[START OF DATASET EXCERPTS]

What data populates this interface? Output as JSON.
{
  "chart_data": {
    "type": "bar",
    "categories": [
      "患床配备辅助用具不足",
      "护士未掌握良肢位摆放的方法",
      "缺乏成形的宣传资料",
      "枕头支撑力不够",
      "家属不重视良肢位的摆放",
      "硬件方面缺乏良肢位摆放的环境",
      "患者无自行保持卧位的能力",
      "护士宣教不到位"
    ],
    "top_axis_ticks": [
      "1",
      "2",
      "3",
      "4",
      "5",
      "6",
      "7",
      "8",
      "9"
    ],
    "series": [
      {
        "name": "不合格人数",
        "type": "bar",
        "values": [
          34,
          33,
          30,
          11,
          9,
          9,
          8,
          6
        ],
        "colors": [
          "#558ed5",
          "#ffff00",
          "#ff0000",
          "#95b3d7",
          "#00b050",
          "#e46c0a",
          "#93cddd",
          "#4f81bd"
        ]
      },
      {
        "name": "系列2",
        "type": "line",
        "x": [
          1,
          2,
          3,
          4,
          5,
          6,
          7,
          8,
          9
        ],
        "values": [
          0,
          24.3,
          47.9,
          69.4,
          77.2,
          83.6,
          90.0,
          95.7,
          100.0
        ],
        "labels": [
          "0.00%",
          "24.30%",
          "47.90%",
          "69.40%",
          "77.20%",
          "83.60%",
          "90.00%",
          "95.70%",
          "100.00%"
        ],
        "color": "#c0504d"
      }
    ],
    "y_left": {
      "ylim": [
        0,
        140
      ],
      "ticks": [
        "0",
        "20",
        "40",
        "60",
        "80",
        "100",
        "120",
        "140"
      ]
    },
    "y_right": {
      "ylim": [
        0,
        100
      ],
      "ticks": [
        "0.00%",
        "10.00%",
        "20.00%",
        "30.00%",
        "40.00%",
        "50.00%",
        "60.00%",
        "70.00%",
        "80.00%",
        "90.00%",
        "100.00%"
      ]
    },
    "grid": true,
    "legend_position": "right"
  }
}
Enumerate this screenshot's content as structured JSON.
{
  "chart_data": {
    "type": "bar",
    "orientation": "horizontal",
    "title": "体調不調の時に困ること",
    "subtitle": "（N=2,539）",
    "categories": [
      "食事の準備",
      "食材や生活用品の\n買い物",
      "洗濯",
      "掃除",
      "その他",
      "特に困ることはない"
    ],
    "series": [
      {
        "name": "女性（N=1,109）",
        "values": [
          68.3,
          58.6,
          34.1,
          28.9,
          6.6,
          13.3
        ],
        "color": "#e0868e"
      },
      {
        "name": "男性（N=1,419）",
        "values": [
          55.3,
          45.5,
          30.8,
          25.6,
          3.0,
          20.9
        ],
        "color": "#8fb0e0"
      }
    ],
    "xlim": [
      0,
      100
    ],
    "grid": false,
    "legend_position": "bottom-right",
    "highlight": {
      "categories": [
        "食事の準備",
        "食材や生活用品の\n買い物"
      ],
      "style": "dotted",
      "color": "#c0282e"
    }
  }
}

[END OF DATASET EXCERPTS]

= INSTRUCTIONS FOR THE TASK =
Quote all of the entries verbatim.

= TASK RESULT =
What data populates this interface? Output as JSON.
{
  "chart_data": {
    "type": "bar",
    "categories": [
      "患床配备辅助用具不足",
      "护士未掌握良肢位摆放的方法",
      "缺乏成形的宣传资料",
      "枕头支撑力不够",
      "家属不重视良肢位的摆放",
      "硬件方面缺乏良肢位摆放的环境",
      "患者无自行保持卧位的能力",
      "护士宣教不到位"
    ],
    "top_axis_ticks": [
      "1",
      "2",
      "3",
      "4",
      "5",
      "6",
      "7",
      "8",
      "9"
    ],
    "series": [
      {
        "name": "不合格人数",
        "type": "bar",
        "values": [
          34,
          33,
          30,
          11,
          9,
          9,
          8,
          6
        ],
        "colors": [
          "#558ed5",
          "#ffff00",
          "#ff0000",
          "#95b3d7",
          "#00b050",
          "#e46c0a",
          "#93cddd",
          "#4f81bd"
        ]
      },
      {
        "name": "系列2",
        "type": "line",
        "x": [
          1,
          2,
          3,
          4,
          5,
          6,
          7,
          8,
          9
        ],
        "values": [
          0,
          24.3,
          47.9,
          69.4,
          77.2,
          83.6,
          90.0,
          95.7,
          100.0
        ],
        "labels": [
          "0.00%",
          "24.30%",
          "47.90%",
          "69.40%",
          "77.20%",
          "83.60%",
          "90.00%",
          "95.70%",
          "100.00%"
        ],
        "color": "#c0504d"
      }
    ],
    "y_left": {
      "ylim": [
        0,
        140
      ],
      "ticks": [
        "0",
        "20",
        "40",
        "60",
        "80",
        "100",
        "120",
        "140"
      ]
    },
    "y_right": {
      "ylim": [
        0,
        100
      ],
      "ticks": [
        "0.00%",
        "10.00%",
        "20.00%",
        "30.00%",
        "40.00%",
        "50.00%",
        "60.00%",
        "70.00%",
        "80.00%",
        "90.00%",
        "100.00%"
      ]
    },
    "grid": true,
    "legend_position": "right"
  }
}
Enumerate this screenshot's content as structured JSON.
{
  "chart_data": {
    "type": "bar",
    "orientation": "horizontal",
    "title": "体調不調の時に困ること",
    "subtitle": "（N=2,539）",
    "categories": [
      "食事の準備",
      "食材や生活用品の\n買い物",
      "洗濯",
      "掃除",
      "その他",
      "特に困ることはない"
    ],
    "series": [
      {
        "name": "女性（N=1,109）",
        "values": [
          68.3,
          58.6,
          34.1,
          28.9,
          6.6,
          13.3
        ],
        "color": "#e0868e"
      },
      {
        "name": "男性（N=1,419）",
        "values": [
          55.3,
          45.5,
          30.8,
          25.6,
          3.0,
          20.9
        ],
        "color": "#8fb0e0"
      }
    ],
    "xlim": [
      0,
      100
    ],
    "grid": false,
    "legend_position": "bottom-right",
    "highlight": {
      "categories": [
        "食事の準備",
        "食材や生活用品の\n買い物"
      ],
      "style": "dotted",
      "color": "#c0282e"
    }
  }
}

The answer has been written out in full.